_Given exercise_: Repeat each record exactly as written, and drop any images.

_Records for this exercise_:
%%

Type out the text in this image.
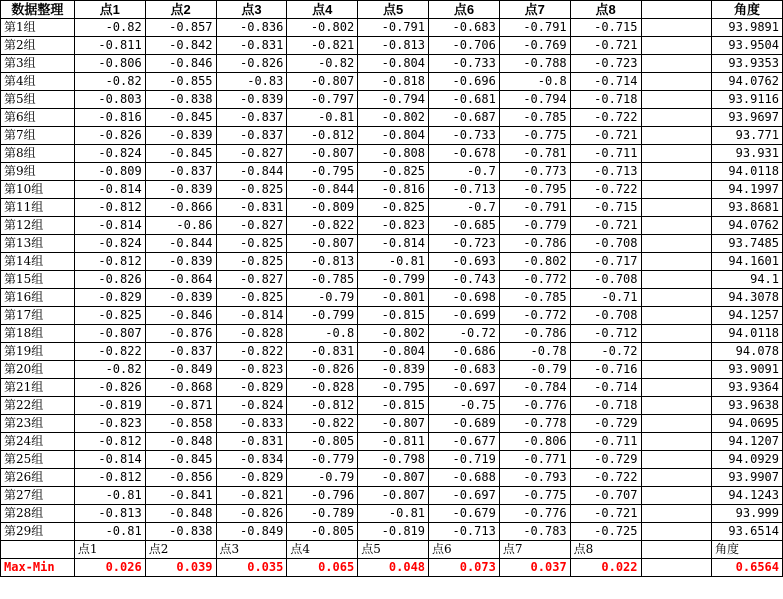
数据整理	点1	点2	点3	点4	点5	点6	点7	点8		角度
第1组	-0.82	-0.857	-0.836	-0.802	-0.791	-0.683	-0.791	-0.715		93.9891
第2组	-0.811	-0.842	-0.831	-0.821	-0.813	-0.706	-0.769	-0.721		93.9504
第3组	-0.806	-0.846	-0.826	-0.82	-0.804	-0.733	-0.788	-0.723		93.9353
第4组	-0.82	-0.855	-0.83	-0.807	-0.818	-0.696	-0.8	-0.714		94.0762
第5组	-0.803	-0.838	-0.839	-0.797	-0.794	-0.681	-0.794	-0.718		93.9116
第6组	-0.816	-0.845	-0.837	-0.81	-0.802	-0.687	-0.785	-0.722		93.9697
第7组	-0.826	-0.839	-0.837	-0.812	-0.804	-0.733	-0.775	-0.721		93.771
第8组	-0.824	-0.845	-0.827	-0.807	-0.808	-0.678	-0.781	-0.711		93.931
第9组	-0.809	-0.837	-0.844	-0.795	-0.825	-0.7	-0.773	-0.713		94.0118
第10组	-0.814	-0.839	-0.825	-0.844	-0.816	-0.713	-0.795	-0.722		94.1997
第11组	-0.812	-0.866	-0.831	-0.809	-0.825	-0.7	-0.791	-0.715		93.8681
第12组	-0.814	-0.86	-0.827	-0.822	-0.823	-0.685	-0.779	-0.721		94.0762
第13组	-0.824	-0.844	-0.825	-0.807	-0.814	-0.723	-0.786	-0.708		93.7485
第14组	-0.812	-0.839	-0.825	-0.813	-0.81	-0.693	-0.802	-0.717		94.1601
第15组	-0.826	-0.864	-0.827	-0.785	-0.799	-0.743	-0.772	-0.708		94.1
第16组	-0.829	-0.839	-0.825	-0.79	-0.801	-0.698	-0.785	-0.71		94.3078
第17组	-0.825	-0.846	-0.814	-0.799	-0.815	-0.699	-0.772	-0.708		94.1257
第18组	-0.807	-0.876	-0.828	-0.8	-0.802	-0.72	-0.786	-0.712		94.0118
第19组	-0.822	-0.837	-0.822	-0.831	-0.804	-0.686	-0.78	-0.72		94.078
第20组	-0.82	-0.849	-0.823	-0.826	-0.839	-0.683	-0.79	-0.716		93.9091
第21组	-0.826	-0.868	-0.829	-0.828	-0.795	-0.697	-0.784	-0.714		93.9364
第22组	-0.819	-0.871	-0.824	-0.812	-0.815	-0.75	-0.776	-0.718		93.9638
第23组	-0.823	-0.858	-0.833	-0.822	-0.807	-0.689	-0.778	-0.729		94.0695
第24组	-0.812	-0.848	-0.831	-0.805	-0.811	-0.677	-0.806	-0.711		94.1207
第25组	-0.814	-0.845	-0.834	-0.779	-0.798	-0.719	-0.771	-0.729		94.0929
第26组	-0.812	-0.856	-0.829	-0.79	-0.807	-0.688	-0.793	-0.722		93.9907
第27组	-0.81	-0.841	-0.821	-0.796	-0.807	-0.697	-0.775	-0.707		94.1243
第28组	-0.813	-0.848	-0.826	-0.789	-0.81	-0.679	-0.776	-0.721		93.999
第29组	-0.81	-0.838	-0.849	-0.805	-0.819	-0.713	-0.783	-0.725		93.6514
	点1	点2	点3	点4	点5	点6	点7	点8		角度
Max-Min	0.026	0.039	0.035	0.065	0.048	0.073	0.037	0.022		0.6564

%%

_Correct result_:
Type out the text in this image.
数据整理	点1	点2	点3	点4	点5	点6	点7	点8		角度
第1组	-0.82	-0.857	-0.836	-0.802	-0.791	-0.683	-0.791	-0.715		93.9891
第2组	-0.811	-0.842	-0.831	-0.821	-0.813	-0.706	-0.769	-0.721		93.9504
第3组	-0.806	-0.846	-0.826	-0.82	-0.804	-0.733	-0.788	-0.723		93.9353
第4组	-0.82	-0.855	-0.83	-0.807	-0.818	-0.696	-0.8	-0.714		94.0762
第5组	-0.803	-0.838	-0.839	-0.797	-0.794	-0.681	-0.794	-0.718		93.9116
第6组	-0.816	-0.845	-0.837	-0.81	-0.802	-0.687	-0.785	-0.722		93.9697
第7组	-0.826	-0.839	-0.837	-0.812	-0.804	-0.733	-0.775	-0.721		93.771
第8组	-0.824	-0.845	-0.827	-0.807	-0.808	-0.678	-0.781	-0.711		93.931
第9组	-0.809	-0.837	-0.844	-0.795	-0.825	-0.7	-0.773	-0.713		94.0118
第10组	-0.814	-0.839	-0.825	-0.844	-0.816	-0.713	-0.795	-0.722		94.1997
第11组	-0.812	-0.866	-0.831	-0.809	-0.825	-0.7	-0.791	-0.715		93.8681
第12组	-0.814	-0.86	-0.827	-0.822	-0.823	-0.685	-0.779	-0.721		94.0762
第13组	-0.824	-0.844	-0.825	-0.807	-0.814	-0.723	-0.786	-0.708		93.7485
第14组	-0.812	-0.839	-0.825	-0.813	-0.81	-0.693	-0.802	-0.717		94.1601
第15组	-0.826	-0.864	-0.827	-0.785	-0.799	-0.743	-0.772	-0.708		94.1
第16组	-0.829	-0.839	-0.825	-0.79	-0.801	-0.698	-0.785	-0.71		94.3078
第17组	-0.825	-0.846	-0.814	-0.799	-0.815	-0.699	-0.772	-0.708		94.1257
第18组	-0.807	-0.876	-0.828	-0.8	-0.802	-0.72	-0.786	-0.712		94.0118
第19组	-0.822	-0.837	-0.822	-0.831	-0.804	-0.686	-0.78	-0.72		94.078
第20组	-0.82	-0.849	-0.823	-0.826	-0.839	-0.683	-0.79	-0.716		93.9091
第21组	-0.826	-0.868	-0.829	-0.828	-0.795	-0.697	-0.784	-0.714		93.9364
第22组	-0.819	-0.871	-0.824	-0.812	-0.815	-0.75	-0.776	-0.718		93.9638
第23组	-0.823	-0.858	-0.833	-0.822	-0.807	-0.689	-0.778	-0.729		94.0695
第24组	-0.812	-0.848	-0.831	-0.805	-0.811	-0.677	-0.806	-0.711		94.1207
第25组	-0.814	-0.845	-0.834	-0.779	-0.798	-0.719	-0.771	-0.729		94.0929
第26组	-0.812	-0.856	-0.829	-0.79	-0.807	-0.688	-0.793	-0.722		93.9907
第27组	-0.81	-0.841	-0.821	-0.796	-0.807	-0.697	-0.775	-0.707		94.1243
第28组	-0.813	-0.848	-0.826	-0.789	-0.81	-0.679	-0.776	-0.721		93.999
第29组	-0.81	-0.838	-0.849	-0.805	-0.819	-0.713	-0.783	-0.725		93.6514
	点1	点2	点3	点4	点5	点6	点7	点8		角度
Max-Min	0.026	0.039	0.035	0.065	0.048	0.073	0.037	0.022		0.6564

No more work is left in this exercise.